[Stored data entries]
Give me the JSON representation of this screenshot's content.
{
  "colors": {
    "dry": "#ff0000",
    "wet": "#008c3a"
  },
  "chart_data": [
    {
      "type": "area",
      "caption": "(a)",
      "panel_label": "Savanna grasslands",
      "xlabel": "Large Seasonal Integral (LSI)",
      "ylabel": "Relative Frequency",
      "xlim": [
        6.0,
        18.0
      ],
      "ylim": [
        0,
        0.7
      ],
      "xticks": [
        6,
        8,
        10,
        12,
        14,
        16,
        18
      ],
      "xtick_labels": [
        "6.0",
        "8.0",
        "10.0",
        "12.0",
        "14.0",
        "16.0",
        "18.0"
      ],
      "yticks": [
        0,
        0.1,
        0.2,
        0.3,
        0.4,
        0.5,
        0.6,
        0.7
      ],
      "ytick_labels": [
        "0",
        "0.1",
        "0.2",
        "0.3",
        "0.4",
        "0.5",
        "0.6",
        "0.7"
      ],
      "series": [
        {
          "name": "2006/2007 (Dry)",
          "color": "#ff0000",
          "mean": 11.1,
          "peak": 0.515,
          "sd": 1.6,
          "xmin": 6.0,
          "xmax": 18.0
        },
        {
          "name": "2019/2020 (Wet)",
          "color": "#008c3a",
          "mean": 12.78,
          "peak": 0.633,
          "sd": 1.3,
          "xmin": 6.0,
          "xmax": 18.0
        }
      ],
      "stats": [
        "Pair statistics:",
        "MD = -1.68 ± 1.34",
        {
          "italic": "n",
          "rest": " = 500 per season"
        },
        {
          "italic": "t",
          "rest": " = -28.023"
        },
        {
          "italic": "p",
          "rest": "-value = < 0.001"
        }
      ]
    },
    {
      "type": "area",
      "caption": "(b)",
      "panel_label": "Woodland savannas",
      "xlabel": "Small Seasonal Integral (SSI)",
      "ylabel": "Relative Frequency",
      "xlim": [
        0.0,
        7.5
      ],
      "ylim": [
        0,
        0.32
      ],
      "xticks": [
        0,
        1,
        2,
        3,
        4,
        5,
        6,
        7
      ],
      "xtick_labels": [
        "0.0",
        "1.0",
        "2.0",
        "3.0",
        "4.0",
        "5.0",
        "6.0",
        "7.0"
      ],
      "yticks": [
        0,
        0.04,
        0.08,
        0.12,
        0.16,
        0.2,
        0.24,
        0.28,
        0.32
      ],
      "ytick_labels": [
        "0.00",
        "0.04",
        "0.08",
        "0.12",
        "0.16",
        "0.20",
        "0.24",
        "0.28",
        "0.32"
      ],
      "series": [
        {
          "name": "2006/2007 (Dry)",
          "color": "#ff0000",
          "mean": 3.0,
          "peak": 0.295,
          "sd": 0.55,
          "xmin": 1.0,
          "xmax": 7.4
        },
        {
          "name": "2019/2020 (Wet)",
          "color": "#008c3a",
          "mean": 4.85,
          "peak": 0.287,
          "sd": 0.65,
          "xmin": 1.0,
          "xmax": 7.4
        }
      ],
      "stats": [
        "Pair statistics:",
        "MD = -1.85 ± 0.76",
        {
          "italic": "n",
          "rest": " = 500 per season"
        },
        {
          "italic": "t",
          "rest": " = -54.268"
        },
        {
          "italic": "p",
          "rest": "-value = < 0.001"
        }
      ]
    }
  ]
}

> Instructions to follow
Return each line of the records above exactly as it reads.

> Written answer
Give me the JSON representation of this screenshot's content.
{
  "colors": {
    "dry": "#ff0000",
    "wet": "#008c3a"
  },
  "chart_data": [
    {
      "type": "area",
      "caption": "(a)",
      "panel_label": "Savanna grasslands",
      "xlabel": "Large Seasonal Integral (LSI)",
      "ylabel": "Relative Frequency",
      "xlim": [
        6.0,
        18.0
      ],
      "ylim": [
        0,
        0.7
      ],
      "xticks": [
        6,
        8,
        10,
        12,
        14,
        16,
        18
      ],
      "xtick_labels": [
        "6.0",
        "8.0",
        "10.0",
        "12.0",
        "14.0",
        "16.0",
        "18.0"
      ],
      "yticks": [
        0,
        0.1,
        0.2,
        0.3,
        0.4,
        0.5,
        0.6,
        0.7
      ],
      "ytick_labels": [
        "0",
        "0.1",
        "0.2",
        "0.3",
        "0.4",
        "0.5",
        "0.6",
        "0.7"
      ],
      "series": [
        {
          "name": "2006/2007 (Dry)",
          "color": "#ff0000",
          "mean": 11.1,
          "peak": 0.515,
          "sd": 1.6,
          "xmin": 6.0,
          "xmax": 18.0
        },
        {
          "name": "2019/2020 (Wet)",
          "color": "#008c3a",
          "mean": 12.78,
          "peak": 0.633,
          "sd": 1.3,
          "xmin": 6.0,
          "xmax": 18.0
        }
      ],
      "stats": [
        "Pair statistics:",
        "MD = -1.68 ± 1.34",
        {
          "italic": "n",
          "rest": " = 500 per season"
        },
        {
          "italic": "t",
          "rest": " = -28.023"
        },
        {
          "italic": "p",
          "rest": "-value = < 0.001"
        }
      ]
    },
    {
      "type": "area",
      "caption": "(b)",
      "panel_label": "Woodland savannas",
      "xlabel": "Small Seasonal Integral (SSI)",
      "ylabel": "Relative Frequency",
      "xlim": [
        0.0,
        7.5
      ],
      "ylim": [
        0,
        0.32
      ],
      "xticks": [
        0,
        1,
        2,
        3,
        4,
        5,
        6,
        7
      ],
      "xtick_labels": [
        "0.0",
        "1.0",
        "2.0",
        "3.0",
        "4.0",
        "5.0",
        "6.0",
        "7.0"
      ],
      "yticks": [
        0,
        0.04,
        0.08,
        0.12,
        0.16,
        0.2,
        0.24,
        0.28,
        0.32
      ],
      "ytick_labels": [
        "0.00",
        "0.04",
        "0.08",
        "0.12",
        "0.16",
        "0.20",
        "0.24",
        "0.28",
        "0.32"
      ],
      "series": [
        {
          "name": "2006/2007 (Dry)",
          "color": "#ff0000",
          "mean": 3.0,
          "peak": 0.295,
          "sd": 0.55,
          "xmin": 1.0,
          "xmax": 7.4
        },
        {
          "name": "2019/2020 (Wet)",
          "color": "#008c3a",
          "mean": 4.85,
          "peak": 0.287,
          "sd": 0.65,
          "xmin": 1.0,
          "xmax": 7.4
        }
      ],
      "stats": [
        "Pair statistics:",
        "MD = -1.85 ± 0.76",
        {
          "italic": "n",
          "rest": " = 500 per season"
        },
        {
          "italic": "t",
          "rest": " = -54.268"
        },
        {
          "italic": "p",
          "rest": "-value = < 0.001"
        }
      ]
    }
  ]
}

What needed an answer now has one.